▸ **STATED GOAL**:
Gather up the lines with the word "right" in them.

▸ **RECORDED INFORMATION**:
(begin)
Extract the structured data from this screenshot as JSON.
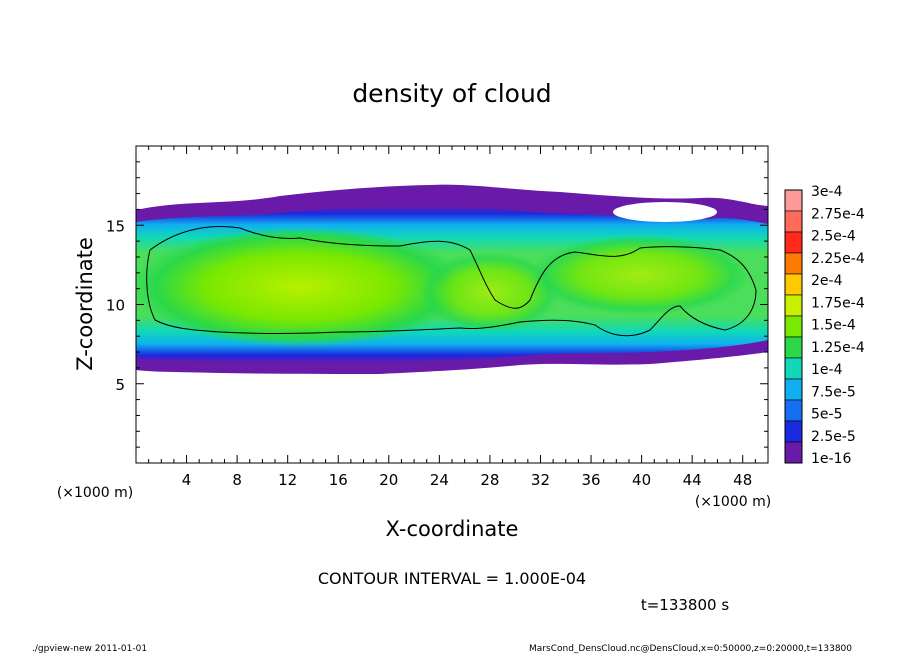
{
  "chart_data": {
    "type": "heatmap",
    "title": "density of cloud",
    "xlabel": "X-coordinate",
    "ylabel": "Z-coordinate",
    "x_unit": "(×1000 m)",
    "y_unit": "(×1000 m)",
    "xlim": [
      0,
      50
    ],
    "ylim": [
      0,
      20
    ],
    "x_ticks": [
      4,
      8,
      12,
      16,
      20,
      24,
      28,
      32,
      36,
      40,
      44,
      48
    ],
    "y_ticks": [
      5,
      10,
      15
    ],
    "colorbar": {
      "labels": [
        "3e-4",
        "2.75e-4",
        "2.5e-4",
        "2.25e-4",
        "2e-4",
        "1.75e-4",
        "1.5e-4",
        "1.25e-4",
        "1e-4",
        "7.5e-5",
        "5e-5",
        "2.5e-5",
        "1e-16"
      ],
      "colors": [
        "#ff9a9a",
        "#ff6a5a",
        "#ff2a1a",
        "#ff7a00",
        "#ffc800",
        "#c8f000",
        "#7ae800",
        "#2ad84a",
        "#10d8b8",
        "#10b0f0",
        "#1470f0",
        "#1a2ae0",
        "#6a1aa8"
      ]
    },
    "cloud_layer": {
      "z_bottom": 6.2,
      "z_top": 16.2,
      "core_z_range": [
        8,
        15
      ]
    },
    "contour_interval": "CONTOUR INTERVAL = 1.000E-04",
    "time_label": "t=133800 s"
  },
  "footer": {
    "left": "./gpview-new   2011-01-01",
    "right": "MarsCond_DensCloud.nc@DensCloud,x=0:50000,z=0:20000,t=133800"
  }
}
(end)
(begin)
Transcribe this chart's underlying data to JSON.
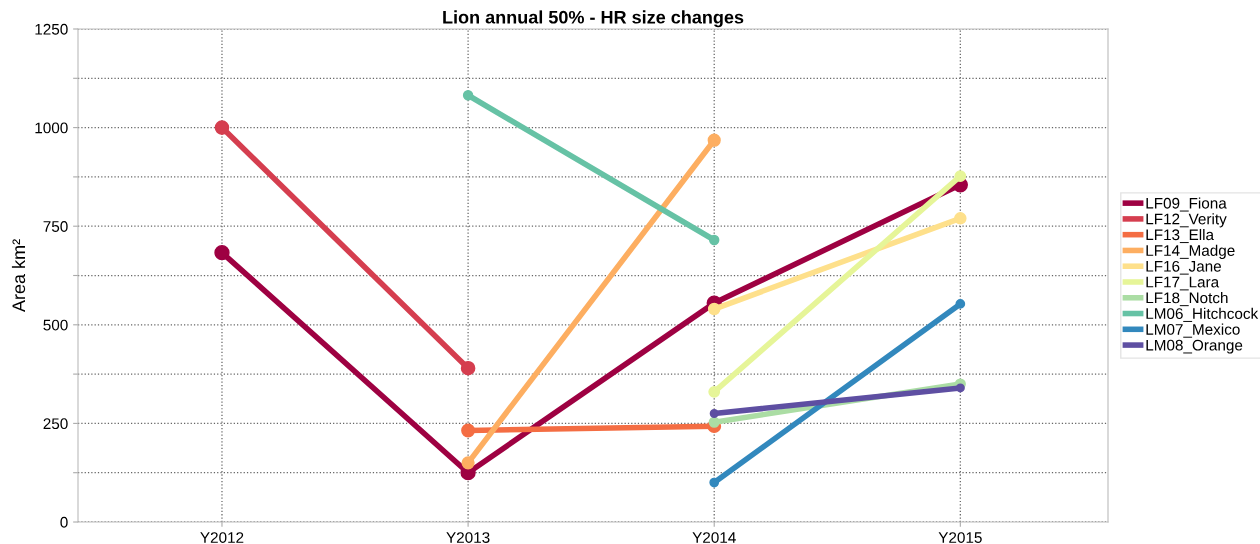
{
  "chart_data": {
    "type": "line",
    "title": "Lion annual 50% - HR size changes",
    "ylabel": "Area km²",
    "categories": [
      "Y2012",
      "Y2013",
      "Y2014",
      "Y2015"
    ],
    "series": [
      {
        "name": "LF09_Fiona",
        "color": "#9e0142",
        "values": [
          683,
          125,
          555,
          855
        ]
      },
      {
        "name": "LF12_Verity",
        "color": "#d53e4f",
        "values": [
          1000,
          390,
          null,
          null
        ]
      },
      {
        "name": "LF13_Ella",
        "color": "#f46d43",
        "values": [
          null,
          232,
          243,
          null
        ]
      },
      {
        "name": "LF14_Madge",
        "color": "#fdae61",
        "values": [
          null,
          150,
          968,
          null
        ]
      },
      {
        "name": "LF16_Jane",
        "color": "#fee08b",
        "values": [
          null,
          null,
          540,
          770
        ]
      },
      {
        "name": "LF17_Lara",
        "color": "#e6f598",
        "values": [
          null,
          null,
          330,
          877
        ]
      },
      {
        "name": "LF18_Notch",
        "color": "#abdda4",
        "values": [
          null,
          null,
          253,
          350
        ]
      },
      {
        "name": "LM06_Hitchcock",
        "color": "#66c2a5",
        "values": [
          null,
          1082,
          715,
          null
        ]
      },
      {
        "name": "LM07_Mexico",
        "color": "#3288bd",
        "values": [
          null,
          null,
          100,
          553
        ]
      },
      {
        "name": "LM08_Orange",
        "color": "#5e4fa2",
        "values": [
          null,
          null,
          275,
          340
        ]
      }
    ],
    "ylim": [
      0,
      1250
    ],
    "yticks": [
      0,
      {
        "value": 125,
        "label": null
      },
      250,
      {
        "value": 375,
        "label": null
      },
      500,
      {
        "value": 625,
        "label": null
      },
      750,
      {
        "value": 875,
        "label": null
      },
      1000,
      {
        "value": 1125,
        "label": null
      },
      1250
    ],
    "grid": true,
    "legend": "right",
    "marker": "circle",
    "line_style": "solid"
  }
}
(end)
▸ **WORKED ANSWER**:
    "right": "MarsCond_DensCloud.nc@DensCloud,x=0:50000,z=0:20000,t=133800"
    "legend": "right",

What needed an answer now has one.